Your objective:
Reproduce the post on new group-buy start-ups word for word, in full.

Source document:

··········

A couple of new start-ups have appeared that we think embody the shape of things to come in the group-buy space.  First, a site that focuses on a specific industry vertical; a new B2B group-buy site for office workers and office managers called MarketSharing.

In public beta in NY, MarketSharing is now offering group-buy deals for online catering, courier services, the office donut run, and corporate discounts on gym membership to work off the donut calories.  We like this, a lot; our prediction is when a startup learns how to get group-buy into procurement departments, there’ll be a big bang in the B2B group-buy space.

The second group-buy site is also taps an industry vertical – this time, music.

Curated bundles of music can be purchased at group-discount at TuneBundle, the brain child of London-based entrepreneur Andrew Brackin. You can tweet to gain early access to the service (we like the tweet-for-access device, sweet).

Ok, so the idea of curated bundles of products sold online at group-buy rates is not in itself new; Mac fans will know of the long running mupromo.com – where bundles of software apps are sold heavily discounted prices – and unlocked when a certain number of sales are reached.  But the opportunity is to replicate this in new areas – and the curated-bundle + group-buy formula could potentially become very powerful;  the game-mechanics (time-limited, minimum number etc) may work with the model because it taps stuff we’re really interested in, rather than the impulse purchases of Groupon-et al.  If someone offered a Nadal tennis bundle, racquet with latest strip (minus Nadal himself) at a group-buy rate, we’d be in.

So thumbs up or down for group-buy B2B and/or curated bundles for high-involvement areas – all with tweet-for-access?

··········

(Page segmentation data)
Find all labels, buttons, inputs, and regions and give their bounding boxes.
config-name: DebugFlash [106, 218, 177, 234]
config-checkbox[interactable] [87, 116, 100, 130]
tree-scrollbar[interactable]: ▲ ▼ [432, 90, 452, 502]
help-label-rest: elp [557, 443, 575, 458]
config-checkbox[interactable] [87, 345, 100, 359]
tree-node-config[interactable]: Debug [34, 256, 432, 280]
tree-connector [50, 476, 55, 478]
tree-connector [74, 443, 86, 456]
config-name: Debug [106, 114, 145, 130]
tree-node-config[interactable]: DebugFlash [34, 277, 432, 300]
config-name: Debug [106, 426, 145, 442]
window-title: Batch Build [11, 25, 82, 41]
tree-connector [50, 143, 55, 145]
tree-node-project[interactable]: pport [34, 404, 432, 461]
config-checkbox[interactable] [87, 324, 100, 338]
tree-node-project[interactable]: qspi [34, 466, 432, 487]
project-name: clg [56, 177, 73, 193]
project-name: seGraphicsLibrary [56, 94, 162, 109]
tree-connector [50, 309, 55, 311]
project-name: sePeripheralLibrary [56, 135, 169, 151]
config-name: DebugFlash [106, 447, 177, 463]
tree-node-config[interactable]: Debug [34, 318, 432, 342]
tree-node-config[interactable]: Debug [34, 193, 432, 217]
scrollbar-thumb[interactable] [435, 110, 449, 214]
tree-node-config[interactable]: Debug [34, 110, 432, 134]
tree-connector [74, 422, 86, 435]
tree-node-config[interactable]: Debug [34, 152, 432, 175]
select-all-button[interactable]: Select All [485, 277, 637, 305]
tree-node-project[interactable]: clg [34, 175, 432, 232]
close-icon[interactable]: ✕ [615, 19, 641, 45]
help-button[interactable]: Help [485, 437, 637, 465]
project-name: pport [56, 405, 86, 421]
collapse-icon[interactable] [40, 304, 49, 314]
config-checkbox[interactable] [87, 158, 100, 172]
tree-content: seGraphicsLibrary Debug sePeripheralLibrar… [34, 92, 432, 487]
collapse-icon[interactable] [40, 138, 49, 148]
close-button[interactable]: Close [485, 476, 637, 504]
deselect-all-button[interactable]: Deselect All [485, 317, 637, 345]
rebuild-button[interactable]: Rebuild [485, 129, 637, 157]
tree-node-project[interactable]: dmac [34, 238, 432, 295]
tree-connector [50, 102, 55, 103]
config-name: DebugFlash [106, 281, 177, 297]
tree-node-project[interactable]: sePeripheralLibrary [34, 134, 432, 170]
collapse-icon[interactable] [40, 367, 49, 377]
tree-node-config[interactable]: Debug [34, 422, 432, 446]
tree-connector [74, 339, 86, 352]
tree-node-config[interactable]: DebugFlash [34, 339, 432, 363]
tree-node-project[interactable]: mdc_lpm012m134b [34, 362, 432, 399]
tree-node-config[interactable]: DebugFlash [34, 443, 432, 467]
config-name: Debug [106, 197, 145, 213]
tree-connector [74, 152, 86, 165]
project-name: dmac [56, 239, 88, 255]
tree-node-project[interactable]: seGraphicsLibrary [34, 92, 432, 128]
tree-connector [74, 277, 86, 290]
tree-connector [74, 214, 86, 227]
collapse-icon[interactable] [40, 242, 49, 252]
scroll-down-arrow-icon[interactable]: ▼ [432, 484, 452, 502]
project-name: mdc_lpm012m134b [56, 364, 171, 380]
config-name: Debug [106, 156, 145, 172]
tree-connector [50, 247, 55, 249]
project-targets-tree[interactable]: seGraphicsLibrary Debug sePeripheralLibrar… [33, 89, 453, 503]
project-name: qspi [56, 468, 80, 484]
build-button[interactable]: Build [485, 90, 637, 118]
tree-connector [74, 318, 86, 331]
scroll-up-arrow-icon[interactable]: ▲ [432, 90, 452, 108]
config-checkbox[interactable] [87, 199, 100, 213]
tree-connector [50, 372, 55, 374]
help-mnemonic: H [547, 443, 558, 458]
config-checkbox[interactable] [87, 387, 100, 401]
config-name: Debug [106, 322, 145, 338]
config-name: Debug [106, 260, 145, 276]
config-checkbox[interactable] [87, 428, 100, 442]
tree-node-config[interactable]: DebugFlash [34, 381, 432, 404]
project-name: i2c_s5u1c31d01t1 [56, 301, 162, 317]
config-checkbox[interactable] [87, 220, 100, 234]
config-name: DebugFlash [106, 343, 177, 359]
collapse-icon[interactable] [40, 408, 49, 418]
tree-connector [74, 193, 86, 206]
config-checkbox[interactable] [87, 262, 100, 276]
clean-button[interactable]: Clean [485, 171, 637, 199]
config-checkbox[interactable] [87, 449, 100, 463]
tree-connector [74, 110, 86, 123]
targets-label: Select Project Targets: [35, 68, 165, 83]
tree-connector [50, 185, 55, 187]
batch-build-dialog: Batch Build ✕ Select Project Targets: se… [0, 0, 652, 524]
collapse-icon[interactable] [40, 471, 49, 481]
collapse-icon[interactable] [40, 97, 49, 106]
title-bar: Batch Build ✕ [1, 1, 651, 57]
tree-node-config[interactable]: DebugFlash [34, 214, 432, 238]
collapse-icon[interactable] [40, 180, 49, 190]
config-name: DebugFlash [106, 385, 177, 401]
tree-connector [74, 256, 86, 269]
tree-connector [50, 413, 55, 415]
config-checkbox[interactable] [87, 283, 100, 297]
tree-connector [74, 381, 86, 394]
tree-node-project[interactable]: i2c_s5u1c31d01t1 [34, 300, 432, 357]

··········

Completed task:
A couple of new start-ups have appeared that we think embody the shape of things to come in the group-buy space.  First, a site that focuses on a specific industry vertical; a new B2B group-buy site for office workers and office managers called MarketSharing.

In public beta in NY, MarketSharing is now offering group-buy deals for online catering, courier services, the office donut run, and corporate discounts on gym membership to work off the donut calories.  We like this, a lot; our prediction is when a startup learns how to get group-buy into procurement departments, there’ll be a big bang in the B2B group-buy space.

The second group-buy site is also taps an industry vertical – this time, music.

Curated bundles of music can be purchased at group-discount at TuneBundle, the brain child of London-based entrepreneur Andrew Brackin. You can tweet to gain early access to the service (we like the tweet-for-access device, sweet).

Ok, so the idea of curated bundles of products sold online at group-buy rates is not in itself new; Mac fans will know of the long running mupromo.com – where bundles of software apps are sold heavily discounted prices – and unlocked when a certain number of sales are reached.  But the opportunity is to replicate this in new areas – and the curated-bundle + group-buy formula could potentially become very powerful;  the game-mechanics (time-limited, minimum number etc) may work with the model because it taps stuff we’re really interested in, rather than the impulse purchases of Groupon-et al.  If someone offered a Nadal tennis bundle, racquet with latest strip (minus Nadal himself) at a group-buy rate, we’d be in.

So thumbs up or down for group-buy B2B and/or curated bundles for high-involvement areas – all with tweet-for-access?